▸ **Short problem**
From the listing below, extract each entry exactly as written, minus the images.

[BEGIN Data provided]

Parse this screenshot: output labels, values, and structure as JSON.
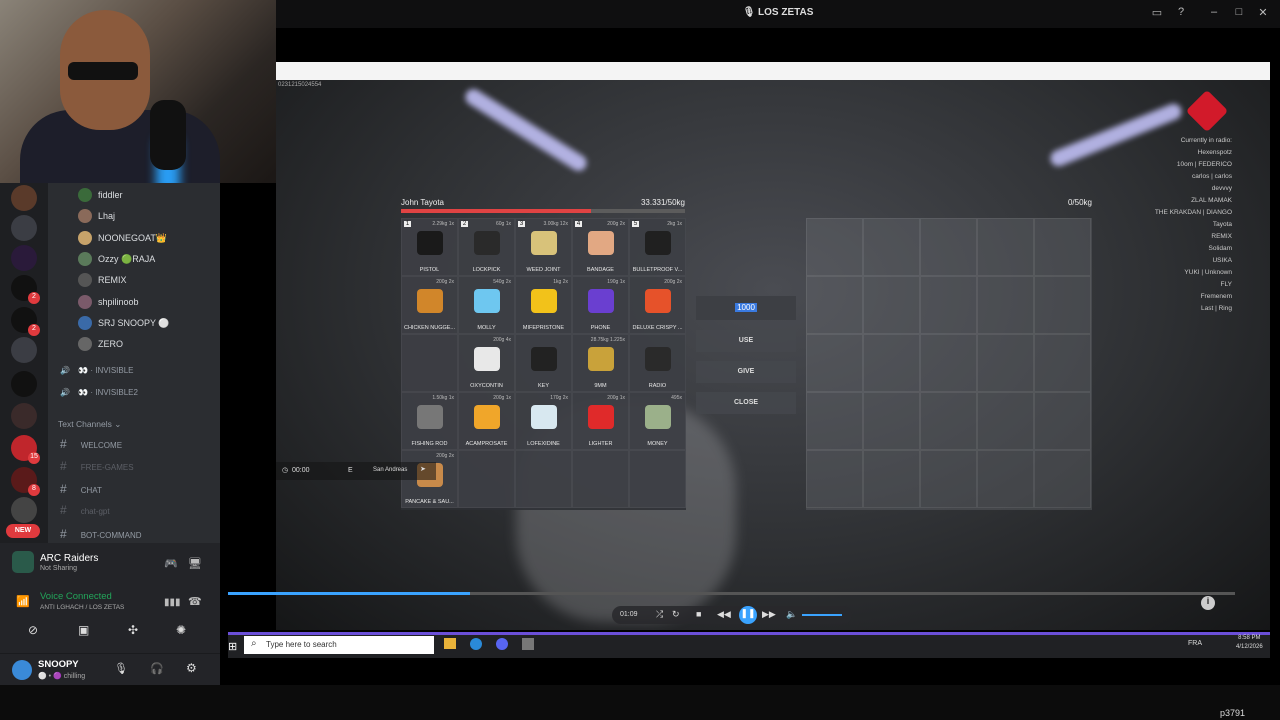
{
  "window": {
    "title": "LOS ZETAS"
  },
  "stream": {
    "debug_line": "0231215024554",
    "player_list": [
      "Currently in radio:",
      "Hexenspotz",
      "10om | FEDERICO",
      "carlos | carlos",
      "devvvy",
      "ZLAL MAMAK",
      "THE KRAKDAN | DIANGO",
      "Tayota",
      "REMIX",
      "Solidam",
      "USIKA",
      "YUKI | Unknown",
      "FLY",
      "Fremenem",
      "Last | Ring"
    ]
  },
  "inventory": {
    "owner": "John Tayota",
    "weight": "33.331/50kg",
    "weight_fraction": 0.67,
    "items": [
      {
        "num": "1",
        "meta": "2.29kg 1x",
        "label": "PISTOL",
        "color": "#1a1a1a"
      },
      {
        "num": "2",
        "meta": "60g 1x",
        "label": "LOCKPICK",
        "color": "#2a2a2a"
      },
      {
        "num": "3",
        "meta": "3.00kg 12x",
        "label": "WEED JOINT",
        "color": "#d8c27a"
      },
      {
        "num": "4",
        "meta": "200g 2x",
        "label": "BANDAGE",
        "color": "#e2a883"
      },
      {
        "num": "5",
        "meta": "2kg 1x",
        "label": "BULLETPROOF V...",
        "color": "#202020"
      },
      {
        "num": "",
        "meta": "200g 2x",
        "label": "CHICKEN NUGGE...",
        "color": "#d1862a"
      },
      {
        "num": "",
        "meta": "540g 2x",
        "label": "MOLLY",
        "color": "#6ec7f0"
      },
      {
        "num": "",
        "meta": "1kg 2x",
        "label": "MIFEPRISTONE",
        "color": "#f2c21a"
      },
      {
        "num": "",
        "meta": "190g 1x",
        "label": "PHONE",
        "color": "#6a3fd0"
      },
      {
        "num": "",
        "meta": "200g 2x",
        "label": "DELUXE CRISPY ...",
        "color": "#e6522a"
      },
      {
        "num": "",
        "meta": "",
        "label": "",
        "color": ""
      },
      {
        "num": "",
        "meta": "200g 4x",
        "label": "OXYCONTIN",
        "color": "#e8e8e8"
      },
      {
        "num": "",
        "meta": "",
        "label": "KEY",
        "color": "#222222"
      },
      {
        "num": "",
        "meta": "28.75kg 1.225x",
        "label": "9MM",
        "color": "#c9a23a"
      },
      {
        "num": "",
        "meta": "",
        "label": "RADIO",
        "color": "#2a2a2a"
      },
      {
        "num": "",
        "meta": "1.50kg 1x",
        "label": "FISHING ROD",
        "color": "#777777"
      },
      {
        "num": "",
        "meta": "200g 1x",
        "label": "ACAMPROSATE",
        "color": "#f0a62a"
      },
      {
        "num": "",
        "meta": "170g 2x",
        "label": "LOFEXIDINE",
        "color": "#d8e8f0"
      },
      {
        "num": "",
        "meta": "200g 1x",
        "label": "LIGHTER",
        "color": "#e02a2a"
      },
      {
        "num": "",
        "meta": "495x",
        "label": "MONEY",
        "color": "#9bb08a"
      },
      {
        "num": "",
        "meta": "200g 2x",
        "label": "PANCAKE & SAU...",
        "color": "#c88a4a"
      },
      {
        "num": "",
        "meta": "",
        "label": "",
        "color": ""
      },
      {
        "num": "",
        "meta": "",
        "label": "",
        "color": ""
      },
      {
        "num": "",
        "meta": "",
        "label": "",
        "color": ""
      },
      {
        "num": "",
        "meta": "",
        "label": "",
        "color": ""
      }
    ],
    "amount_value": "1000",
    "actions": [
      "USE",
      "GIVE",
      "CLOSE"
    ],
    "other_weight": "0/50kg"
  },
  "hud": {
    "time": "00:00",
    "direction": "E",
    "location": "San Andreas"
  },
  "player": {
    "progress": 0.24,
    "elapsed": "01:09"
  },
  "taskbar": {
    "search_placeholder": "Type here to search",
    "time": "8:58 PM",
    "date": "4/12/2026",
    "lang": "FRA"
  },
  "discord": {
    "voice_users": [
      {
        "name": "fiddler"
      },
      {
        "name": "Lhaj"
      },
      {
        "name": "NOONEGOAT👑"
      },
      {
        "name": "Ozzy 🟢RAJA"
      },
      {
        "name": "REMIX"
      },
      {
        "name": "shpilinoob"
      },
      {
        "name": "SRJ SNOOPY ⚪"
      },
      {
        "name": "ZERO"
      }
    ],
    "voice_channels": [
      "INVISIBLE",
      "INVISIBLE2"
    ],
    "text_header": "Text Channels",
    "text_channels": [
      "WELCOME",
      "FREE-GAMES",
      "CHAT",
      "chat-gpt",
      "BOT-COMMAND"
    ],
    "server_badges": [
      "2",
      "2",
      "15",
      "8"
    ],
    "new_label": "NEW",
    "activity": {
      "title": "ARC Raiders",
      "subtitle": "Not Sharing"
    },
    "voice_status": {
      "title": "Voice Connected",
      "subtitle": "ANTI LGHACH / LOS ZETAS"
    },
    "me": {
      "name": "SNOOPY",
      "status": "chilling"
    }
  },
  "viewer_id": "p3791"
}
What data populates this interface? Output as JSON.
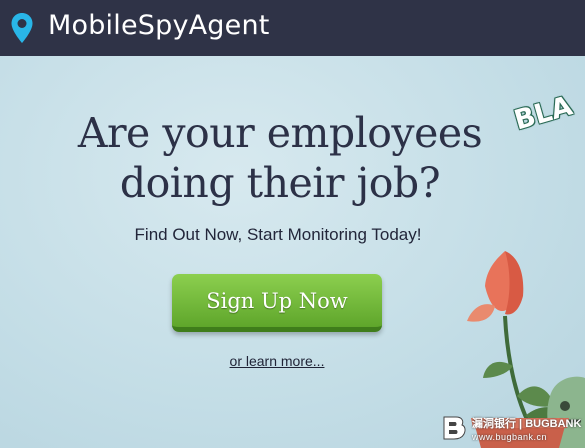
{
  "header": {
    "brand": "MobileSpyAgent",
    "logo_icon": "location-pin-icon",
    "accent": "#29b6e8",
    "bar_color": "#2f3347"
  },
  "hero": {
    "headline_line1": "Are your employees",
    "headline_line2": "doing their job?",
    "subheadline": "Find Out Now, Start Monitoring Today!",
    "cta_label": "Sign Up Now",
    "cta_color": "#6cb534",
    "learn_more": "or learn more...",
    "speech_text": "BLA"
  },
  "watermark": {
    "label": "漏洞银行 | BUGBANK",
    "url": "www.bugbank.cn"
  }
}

[END Data provided]

▸ **The solution**
Parse this screenshot: output labels, values, and structure as JSON.
{
  "window": {
    "title": "LOS ZETAS"
  },
  "stream": {
    "debug_line": "0231215024554",
    "player_list": [
      "Currently in radio:",
      "Hexenspotz",
      "10om | FEDERICO",
      "carlos | carlos",
      "devvvy",
      "ZLAL MAMAK",
      "THE KRAKDAN | DIANGO",
      "Tayota",
      "REMIX",
      "Solidam",
      "USIKA",
      "YUKI | Unknown",
      "FLY",
      "Fremenem",
      "Last | Ring"
    ]
  },
  "inventory": {
    "owner": "John Tayota",
    "weight": "33.331/50kg",
    "weight_fraction": 0.67,
    "items": [
      {
        "num": "1",
        "meta": "2.29kg 1x",
        "label": "PISTOL",
        "color": "#1a1a1a"
      },
      {
        "num": "2",
        "meta": "60g 1x",
        "label": "LOCKPICK",
        "color": "#2a2a2a"
      },
      {
        "num": "3",
        "meta": "3.00kg 12x",
        "label": "WEED JOINT",
        "color": "#d8c27a"
      },
      {
        "num": "4",
        "meta": "200g 2x",
        "label": "BANDAGE",
        "color": "#e2a883"
      },
      {
        "num": "5",
        "meta": "2kg 1x",
        "label": "BULLETPROOF V...",
        "color": "#202020"
      },
      {
        "num": "",
        "meta": "200g 2x",
        "label": "CHICKEN NUGGE...",
        "color": "#d1862a"
      },
      {
        "num": "",
        "meta": "540g 2x",
        "label": "MOLLY",
        "color": "#6ec7f0"
      },
      {
        "num": "",
        "meta": "1kg 2x",
        "label": "MIFEPRISTONE",
        "color": "#f2c21a"
      },
      {
        "num": "",
        "meta": "190g 1x",
        "label": "PHONE",
        "color": "#6a3fd0"
      },
      {
        "num": "",
        "meta": "200g 2x",
        "label": "DELUXE CRISPY ...",
        "color": "#e6522a"
      },
      {
        "num": "",
        "meta": "",
        "label": "",
        "color": ""
      },
      {
        "num": "",
        "meta": "200g 4x",
        "label": "OXYCONTIN",
        "color": "#e8e8e8"
      },
      {
        "num": "",
        "meta": "",
        "label": "KEY",
        "color": "#222222"
      },
      {
        "num": "",
        "meta": "28.75kg 1.225x",
        "label": "9MM",
        "color": "#c9a23a"
      },
      {
        "num": "",
        "meta": "",
        "label": "RADIO",
        "color": "#2a2a2a"
      },
      {
        "num": "",
        "meta": "1.50kg 1x",
        "label": "FISHING ROD",
        "color": "#777777"
      },
      {
        "num": "",
        "meta": "200g 1x",
        "label": "ACAMPROSATE",
        "color": "#f0a62a"
      },
      {
        "num": "",
        "meta": "170g 2x",
        "label": "LOFEXIDINE",
        "color": "#d8e8f0"
      },
      {
        "num": "",
        "meta": "200g 1x",
        "label": "LIGHTER",
        "color": "#e02a2a"
      },
      {
        "num": "",
        "meta": "495x",
        "label": "MONEY",
        "color": "#9bb08a"
      },
      {
        "num": "",
        "meta": "200g 2x",
        "label": "PANCAKE & SAU...",
        "color": "#c88a4a"
      },
      {
        "num": "",
        "meta": "",
        "label": "",
        "color": ""
      },
      {
        "num": "",
        "meta": "",
        "label": "",
        "color": ""
      },
      {
        "num": "",
        "meta": "",
        "label": "",
        "color": ""
      },
      {
        "num": "",
        "meta": "",
        "label": "",
        "color": ""
      }
    ],
    "amount_value": "1000",
    "actions": [
      "USE",
      "GIVE",
      "CLOSE"
    ],
    "other_weight": "0/50kg"
  },
  "hud": {
    "time": "00:00",
    "direction": "E",
    "location": "San Andreas"
  },
  "player": {
    "progress": 0.24,
    "elapsed": "01:09"
  },
  "taskbar": {
    "search_placeholder": "Type here to search",
    "time": "8:58 PM",
    "date": "4/12/2026",
    "lang": "FRA"
  },
  "discord": {
    "voice_users": [
      {
        "name": "fiddler"
      },
      {
        "name": "Lhaj"
      },
      {
        "name": "NOONEGOAT👑"
      },
      {
        "name": "Ozzy 🟢RAJA"
      },
      {
        "name": "REMIX"
      },
      {
        "name": "shpilinoob"
      },
      {
        "name": "SRJ SNOOPY ⚪"
      },
      {
        "name": "ZERO"
      }
    ],
    "voice_channels": [
      "INVISIBLE",
      "INVISIBLE2"
    ],
    "text_header": "Text Channels",
    "text_channels": [
      "WELCOME",
      "FREE-GAMES",
      "CHAT",
      "chat-gpt",
      "BOT-COMMAND"
    ],
    "server_badges": [
      "2",
      "2",
      "15",
      "8"
    ],
    "new_label": "NEW",
    "activity": {
      "title": "ARC Raiders",
      "subtitle": "Not Sharing"
    },
    "voice_status": {
      "title": "Voice Connected",
      "subtitle": "ANTI LGHACH / LOS ZETAS"
    },
    "me": {
      "name": "SNOOPY",
      "status": "chilling"
    }
  },
  "viewer_id": "p3791"
}
What data populates this interface? Output as JSON.
{
  "header": {
    "brand": "MobileSpyAgent",
    "logo_icon": "location-pin-icon",
    "accent": "#29b6e8",
    "bar_color": "#2f3347"
  },
  "hero": {
    "headline_line1": "Are your employees",
    "headline_line2": "doing their job?",
    "subheadline": "Find Out Now, Start Monitoring Today!",
    "cta_label": "Sign Up Now",
    "cta_color": "#6cb534",
    "learn_more": "or learn more...",
    "speech_text": "BLA"
  },
  "watermark": {
    "label": "漏洞银行 | BUGBANK",
    "url": "www.bugbank.cn"
  }
}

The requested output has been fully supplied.